**Requirement:** Copy each line below in which the word "Python" occurs.

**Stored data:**
_ _ _

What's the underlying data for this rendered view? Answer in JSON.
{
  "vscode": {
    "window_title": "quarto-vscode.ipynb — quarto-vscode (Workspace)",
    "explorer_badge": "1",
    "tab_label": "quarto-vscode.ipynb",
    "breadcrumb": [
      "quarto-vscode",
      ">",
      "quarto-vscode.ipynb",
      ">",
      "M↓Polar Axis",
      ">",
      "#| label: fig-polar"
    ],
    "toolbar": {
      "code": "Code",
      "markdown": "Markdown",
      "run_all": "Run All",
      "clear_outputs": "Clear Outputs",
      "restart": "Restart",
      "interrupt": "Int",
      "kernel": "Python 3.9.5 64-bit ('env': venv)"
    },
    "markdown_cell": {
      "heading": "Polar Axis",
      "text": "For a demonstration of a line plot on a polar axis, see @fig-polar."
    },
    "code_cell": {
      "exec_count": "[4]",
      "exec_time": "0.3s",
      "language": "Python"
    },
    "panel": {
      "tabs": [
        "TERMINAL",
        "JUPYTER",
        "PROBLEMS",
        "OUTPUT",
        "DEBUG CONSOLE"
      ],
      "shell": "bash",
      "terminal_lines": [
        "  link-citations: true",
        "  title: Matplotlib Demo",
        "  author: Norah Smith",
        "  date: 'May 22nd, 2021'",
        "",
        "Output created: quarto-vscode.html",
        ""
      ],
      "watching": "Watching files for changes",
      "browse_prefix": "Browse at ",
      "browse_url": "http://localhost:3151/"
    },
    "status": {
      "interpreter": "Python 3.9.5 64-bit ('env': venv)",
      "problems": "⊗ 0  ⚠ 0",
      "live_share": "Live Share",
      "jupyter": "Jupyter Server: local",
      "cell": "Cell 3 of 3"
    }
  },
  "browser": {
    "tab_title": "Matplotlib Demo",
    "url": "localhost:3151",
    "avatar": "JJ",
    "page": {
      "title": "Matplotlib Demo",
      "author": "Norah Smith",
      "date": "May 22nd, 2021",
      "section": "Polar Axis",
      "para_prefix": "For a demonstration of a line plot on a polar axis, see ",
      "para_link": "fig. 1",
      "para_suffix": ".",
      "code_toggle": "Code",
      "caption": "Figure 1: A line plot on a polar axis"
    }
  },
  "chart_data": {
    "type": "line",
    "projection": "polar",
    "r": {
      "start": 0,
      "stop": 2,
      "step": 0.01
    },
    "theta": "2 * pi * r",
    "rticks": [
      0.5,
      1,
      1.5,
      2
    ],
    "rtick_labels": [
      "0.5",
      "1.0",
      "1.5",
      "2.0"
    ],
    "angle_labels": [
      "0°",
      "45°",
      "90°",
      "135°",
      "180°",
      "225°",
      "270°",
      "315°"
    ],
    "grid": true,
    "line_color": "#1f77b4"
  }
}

_ _ _

**Answer to the task:**
      "kernel": "Python 3.9.5 64-bit ('env': venv)"
      "language": "Python"
      "interpreter": "Python 3.9.5 64-bit ('env': venv)",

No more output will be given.